> **Goal of the exercise**:
Exclude the pictures, then repeat the remaining data exactly.

* Begin Input rows *

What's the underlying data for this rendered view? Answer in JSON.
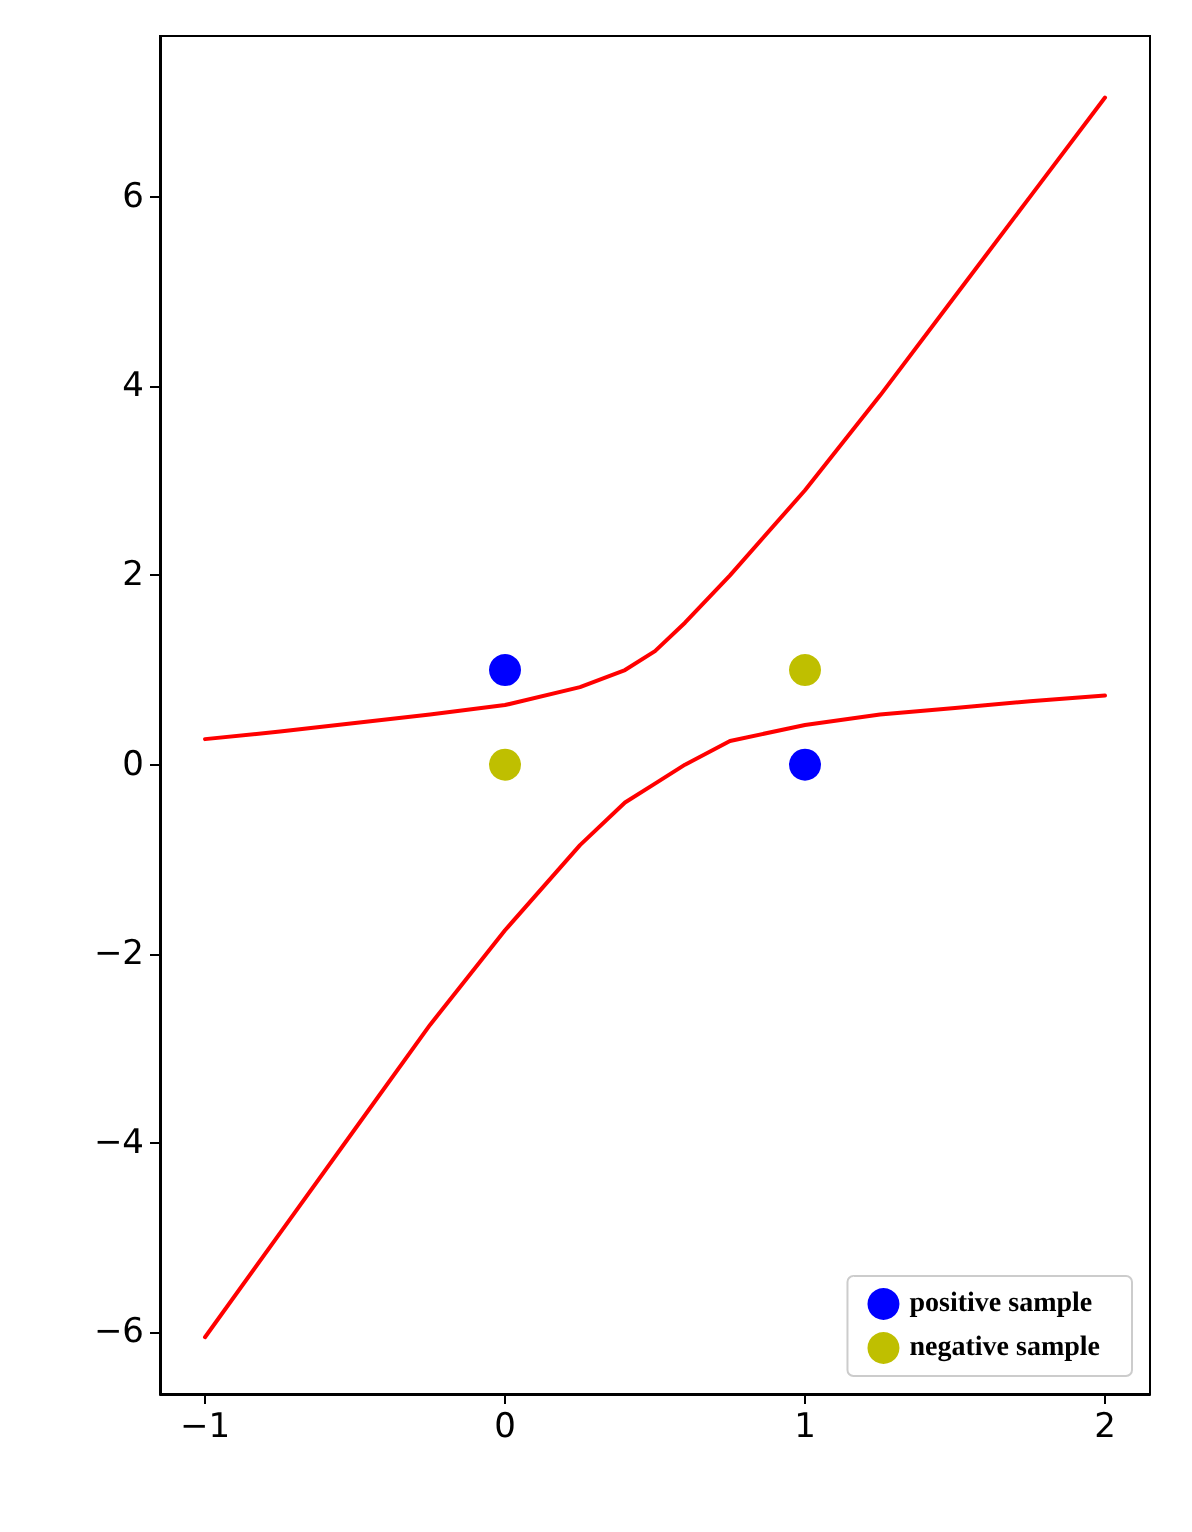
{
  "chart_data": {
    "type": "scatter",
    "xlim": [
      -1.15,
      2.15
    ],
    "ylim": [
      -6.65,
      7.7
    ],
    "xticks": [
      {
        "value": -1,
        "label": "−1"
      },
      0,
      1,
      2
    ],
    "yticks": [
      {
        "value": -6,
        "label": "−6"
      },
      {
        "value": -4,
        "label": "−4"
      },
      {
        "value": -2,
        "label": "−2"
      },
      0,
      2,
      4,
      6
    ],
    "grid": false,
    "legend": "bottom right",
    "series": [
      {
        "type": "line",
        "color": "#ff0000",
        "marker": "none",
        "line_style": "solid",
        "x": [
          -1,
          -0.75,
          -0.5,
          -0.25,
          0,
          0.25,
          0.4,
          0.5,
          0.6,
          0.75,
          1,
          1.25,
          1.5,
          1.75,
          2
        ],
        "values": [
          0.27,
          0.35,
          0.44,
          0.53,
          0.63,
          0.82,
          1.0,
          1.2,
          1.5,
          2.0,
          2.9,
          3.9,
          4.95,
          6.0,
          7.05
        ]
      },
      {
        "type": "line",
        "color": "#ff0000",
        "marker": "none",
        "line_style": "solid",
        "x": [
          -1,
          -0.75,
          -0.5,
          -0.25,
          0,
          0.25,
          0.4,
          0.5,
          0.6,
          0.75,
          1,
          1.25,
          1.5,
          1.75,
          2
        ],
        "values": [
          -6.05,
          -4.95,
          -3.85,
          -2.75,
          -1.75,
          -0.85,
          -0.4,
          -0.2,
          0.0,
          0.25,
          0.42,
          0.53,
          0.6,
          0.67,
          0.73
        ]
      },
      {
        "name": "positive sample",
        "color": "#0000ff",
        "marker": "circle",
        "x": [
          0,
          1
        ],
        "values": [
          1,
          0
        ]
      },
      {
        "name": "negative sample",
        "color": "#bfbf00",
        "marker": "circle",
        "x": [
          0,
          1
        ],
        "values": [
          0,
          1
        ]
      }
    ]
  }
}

* End Input rows *

> **Correct response**:
What's the underlying data for this rendered view? Answer in JSON.
{
  "chart_data": {
    "type": "scatter",
    "xlim": [
      -1.15,
      2.15
    ],
    "ylim": [
      -6.65,
      7.7
    ],
    "xticks": [
      {
        "value": -1,
        "label": "−1"
      },
      0,
      1,
      2
    ],
    "yticks": [
      {
        "value": -6,
        "label": "−6"
      },
      {
        "value": -4,
        "label": "−4"
      },
      {
        "value": -2,
        "label": "−2"
      },
      0,
      2,
      4,
      6
    ],
    "grid": false,
    "legend": "bottom right",
    "series": [
      {
        "type": "line",
        "color": "#ff0000",
        "marker": "none",
        "line_style": "solid",
        "x": [
          -1,
          -0.75,
          -0.5,
          -0.25,
          0,
          0.25,
          0.4,
          0.5,
          0.6,
          0.75,
          1,
          1.25,
          1.5,
          1.75,
          2
        ],
        "values": [
          0.27,
          0.35,
          0.44,
          0.53,
          0.63,
          0.82,
          1.0,
          1.2,
          1.5,
          2.0,
          2.9,
          3.9,
          4.95,
          6.0,
          7.05
        ]
      },
      {
        "type": "line",
        "color": "#ff0000",
        "marker": "none",
        "line_style": "solid",
        "x": [
          -1,
          -0.75,
          -0.5,
          -0.25,
          0,
          0.25,
          0.4,
          0.5,
          0.6,
          0.75,
          1,
          1.25,
          1.5,
          1.75,
          2
        ],
        "values": [
          -6.05,
          -4.95,
          -3.85,
          -2.75,
          -1.75,
          -0.85,
          -0.4,
          -0.2,
          0.0,
          0.25,
          0.42,
          0.53,
          0.6,
          0.67,
          0.73
        ]
      },
      {
        "name": "positive sample",
        "color": "#0000ff",
        "marker": "circle",
        "x": [
          0,
          1
        ],
        "values": [
          1,
          0
        ]
      },
      {
        "name": "negative sample",
        "color": "#bfbf00",
        "marker": "circle",
        "x": [
          0,
          1
        ],
        "values": [
          0,
          1
        ]
      }
    ]
  }
}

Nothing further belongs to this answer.